# [EXERCISE OBJECTIVE]
Identify and reproduce every line holding the string "Sted".

(Data listing)
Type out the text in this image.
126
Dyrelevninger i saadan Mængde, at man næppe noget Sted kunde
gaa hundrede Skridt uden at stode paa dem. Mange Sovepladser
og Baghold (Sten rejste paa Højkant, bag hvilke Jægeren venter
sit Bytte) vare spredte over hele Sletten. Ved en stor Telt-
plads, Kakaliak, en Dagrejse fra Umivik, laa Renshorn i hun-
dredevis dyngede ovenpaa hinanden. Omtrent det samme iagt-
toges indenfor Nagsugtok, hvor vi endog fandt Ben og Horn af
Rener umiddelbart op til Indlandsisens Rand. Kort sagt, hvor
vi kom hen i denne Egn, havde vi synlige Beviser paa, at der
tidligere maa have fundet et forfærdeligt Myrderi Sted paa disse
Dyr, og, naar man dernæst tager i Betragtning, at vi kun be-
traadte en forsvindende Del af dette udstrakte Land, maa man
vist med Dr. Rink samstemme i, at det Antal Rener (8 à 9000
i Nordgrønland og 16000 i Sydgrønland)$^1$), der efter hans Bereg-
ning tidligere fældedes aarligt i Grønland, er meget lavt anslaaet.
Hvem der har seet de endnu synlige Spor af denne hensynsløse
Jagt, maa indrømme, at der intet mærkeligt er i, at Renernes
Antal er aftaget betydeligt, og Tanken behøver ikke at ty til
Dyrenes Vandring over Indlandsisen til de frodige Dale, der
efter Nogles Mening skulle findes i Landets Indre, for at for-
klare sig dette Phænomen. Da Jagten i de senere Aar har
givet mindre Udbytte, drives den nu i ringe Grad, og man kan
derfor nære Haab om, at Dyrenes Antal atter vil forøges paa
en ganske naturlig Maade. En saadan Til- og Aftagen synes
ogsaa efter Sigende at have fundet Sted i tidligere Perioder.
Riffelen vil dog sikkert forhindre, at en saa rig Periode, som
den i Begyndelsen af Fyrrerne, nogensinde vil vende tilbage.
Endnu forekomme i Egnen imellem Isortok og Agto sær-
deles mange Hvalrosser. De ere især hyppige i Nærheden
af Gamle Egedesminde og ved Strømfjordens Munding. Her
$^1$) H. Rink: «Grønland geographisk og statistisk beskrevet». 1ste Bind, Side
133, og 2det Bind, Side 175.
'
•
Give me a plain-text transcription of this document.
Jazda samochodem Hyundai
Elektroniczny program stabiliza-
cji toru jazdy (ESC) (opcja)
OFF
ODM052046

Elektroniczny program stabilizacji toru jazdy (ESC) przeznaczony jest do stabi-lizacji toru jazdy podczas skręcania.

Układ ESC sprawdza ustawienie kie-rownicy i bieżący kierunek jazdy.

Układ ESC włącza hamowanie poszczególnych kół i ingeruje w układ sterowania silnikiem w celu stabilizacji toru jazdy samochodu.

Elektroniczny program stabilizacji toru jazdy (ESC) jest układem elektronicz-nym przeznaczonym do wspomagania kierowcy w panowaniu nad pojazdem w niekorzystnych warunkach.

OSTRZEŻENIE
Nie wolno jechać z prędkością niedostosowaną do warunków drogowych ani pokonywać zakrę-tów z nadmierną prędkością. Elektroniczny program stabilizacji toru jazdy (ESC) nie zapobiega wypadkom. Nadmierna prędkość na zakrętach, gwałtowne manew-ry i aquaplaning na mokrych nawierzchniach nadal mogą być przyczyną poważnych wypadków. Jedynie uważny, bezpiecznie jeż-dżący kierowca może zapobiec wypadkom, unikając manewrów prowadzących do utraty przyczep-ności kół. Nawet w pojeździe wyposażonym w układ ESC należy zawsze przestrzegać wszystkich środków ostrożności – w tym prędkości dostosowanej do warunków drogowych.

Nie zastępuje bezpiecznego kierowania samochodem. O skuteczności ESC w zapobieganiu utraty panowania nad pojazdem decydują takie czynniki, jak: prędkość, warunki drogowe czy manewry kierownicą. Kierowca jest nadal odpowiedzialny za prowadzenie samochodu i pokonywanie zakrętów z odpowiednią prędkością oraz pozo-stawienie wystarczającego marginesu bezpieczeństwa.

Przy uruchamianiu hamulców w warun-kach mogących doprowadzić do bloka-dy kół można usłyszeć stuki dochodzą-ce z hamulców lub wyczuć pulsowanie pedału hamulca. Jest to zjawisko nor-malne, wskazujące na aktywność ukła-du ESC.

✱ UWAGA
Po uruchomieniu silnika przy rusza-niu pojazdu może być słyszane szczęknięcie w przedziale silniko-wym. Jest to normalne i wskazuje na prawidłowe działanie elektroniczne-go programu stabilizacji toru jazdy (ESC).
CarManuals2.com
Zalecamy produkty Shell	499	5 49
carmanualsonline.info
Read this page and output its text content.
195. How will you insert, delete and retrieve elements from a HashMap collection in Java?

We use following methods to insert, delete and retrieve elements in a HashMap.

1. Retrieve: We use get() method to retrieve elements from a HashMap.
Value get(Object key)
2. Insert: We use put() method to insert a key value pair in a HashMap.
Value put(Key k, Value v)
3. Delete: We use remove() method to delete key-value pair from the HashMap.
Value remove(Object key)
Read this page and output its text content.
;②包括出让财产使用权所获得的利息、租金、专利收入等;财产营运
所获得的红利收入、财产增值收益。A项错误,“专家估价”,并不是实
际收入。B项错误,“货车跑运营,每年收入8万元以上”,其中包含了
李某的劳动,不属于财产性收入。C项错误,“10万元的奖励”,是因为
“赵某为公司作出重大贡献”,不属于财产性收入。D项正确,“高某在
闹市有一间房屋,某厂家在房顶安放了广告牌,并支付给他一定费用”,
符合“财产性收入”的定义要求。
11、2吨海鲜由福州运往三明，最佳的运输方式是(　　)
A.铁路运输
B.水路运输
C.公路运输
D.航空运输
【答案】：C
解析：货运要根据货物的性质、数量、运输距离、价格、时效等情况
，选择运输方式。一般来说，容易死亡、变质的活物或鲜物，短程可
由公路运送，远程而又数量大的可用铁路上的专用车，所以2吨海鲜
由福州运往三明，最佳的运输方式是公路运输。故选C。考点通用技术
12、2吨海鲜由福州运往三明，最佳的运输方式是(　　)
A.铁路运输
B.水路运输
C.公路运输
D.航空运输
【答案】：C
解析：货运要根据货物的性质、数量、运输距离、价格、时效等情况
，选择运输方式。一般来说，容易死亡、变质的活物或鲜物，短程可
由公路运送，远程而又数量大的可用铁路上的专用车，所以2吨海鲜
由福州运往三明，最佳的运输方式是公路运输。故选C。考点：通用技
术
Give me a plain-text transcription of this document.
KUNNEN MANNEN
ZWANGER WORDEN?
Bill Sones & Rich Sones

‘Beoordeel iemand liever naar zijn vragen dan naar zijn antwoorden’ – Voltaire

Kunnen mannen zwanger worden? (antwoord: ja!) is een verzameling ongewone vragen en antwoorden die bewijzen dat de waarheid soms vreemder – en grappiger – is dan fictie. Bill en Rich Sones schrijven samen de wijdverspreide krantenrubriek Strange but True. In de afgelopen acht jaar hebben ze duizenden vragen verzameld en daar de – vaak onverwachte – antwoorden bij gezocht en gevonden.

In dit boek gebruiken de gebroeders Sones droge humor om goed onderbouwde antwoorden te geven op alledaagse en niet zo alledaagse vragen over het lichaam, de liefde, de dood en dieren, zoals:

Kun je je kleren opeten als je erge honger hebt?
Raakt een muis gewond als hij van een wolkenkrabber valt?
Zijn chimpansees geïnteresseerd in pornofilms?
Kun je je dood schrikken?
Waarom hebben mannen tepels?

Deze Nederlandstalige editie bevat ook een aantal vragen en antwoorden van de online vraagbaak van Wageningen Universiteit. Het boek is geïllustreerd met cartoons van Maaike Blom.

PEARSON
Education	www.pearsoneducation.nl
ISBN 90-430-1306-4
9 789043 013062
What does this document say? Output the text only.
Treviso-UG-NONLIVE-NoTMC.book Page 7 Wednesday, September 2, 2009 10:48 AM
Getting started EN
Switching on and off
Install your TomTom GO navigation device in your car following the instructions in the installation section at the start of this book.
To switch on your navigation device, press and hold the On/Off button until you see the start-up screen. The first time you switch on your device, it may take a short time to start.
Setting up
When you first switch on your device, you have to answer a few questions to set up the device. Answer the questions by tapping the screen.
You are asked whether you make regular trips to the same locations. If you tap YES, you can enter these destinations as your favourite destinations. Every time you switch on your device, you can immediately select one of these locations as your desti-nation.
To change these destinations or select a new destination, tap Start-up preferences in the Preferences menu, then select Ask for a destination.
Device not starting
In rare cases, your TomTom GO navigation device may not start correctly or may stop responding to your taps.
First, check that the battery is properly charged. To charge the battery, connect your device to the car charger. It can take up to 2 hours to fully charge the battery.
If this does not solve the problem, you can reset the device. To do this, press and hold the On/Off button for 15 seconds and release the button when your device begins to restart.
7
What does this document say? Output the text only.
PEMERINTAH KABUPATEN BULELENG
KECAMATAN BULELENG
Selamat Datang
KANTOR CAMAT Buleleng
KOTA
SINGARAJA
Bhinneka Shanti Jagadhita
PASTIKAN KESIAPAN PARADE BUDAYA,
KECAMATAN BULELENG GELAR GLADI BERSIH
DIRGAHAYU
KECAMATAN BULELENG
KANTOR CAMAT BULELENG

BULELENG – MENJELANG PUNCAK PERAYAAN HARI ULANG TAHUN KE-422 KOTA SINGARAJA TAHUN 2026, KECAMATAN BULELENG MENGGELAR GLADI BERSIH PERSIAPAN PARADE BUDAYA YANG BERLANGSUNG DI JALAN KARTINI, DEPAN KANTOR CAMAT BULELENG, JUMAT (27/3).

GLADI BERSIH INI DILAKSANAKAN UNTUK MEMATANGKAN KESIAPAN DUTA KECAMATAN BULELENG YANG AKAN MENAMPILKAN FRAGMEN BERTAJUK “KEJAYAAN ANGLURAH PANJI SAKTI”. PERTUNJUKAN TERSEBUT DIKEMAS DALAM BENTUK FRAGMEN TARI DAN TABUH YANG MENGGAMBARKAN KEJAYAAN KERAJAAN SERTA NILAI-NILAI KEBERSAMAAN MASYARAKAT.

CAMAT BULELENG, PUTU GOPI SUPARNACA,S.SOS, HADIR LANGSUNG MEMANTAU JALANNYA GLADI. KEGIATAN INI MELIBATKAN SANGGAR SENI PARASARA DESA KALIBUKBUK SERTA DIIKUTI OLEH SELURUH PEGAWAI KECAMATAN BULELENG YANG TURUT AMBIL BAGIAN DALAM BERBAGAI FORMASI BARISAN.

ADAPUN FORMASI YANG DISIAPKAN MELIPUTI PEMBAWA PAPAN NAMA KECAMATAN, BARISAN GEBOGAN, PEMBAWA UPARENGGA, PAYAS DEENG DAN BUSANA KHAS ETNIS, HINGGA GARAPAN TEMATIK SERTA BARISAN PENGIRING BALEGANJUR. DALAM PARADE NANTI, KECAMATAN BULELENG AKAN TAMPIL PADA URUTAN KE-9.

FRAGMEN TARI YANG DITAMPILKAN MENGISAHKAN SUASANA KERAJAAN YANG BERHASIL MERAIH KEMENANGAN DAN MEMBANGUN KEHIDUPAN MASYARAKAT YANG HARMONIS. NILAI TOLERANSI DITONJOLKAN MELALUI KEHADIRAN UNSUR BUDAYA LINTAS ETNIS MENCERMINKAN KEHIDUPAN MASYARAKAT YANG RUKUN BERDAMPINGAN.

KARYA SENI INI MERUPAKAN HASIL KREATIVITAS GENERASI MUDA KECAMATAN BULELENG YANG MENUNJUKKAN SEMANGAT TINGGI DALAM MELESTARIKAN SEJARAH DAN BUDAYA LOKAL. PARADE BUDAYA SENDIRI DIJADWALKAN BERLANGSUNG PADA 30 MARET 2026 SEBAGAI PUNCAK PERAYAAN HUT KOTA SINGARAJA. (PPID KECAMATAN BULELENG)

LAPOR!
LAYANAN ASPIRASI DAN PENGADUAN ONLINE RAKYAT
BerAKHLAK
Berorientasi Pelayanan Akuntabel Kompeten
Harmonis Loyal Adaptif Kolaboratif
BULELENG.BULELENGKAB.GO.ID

# [REPLY]
Dyrelevninger i saadan Mængde, at man næppe noget Sted kunde
tidligere maa have fundet et forfærdeligt Myrderi Sted paa disse
ogsaa efter Sigende at have fundet Sted i tidligere Perioder.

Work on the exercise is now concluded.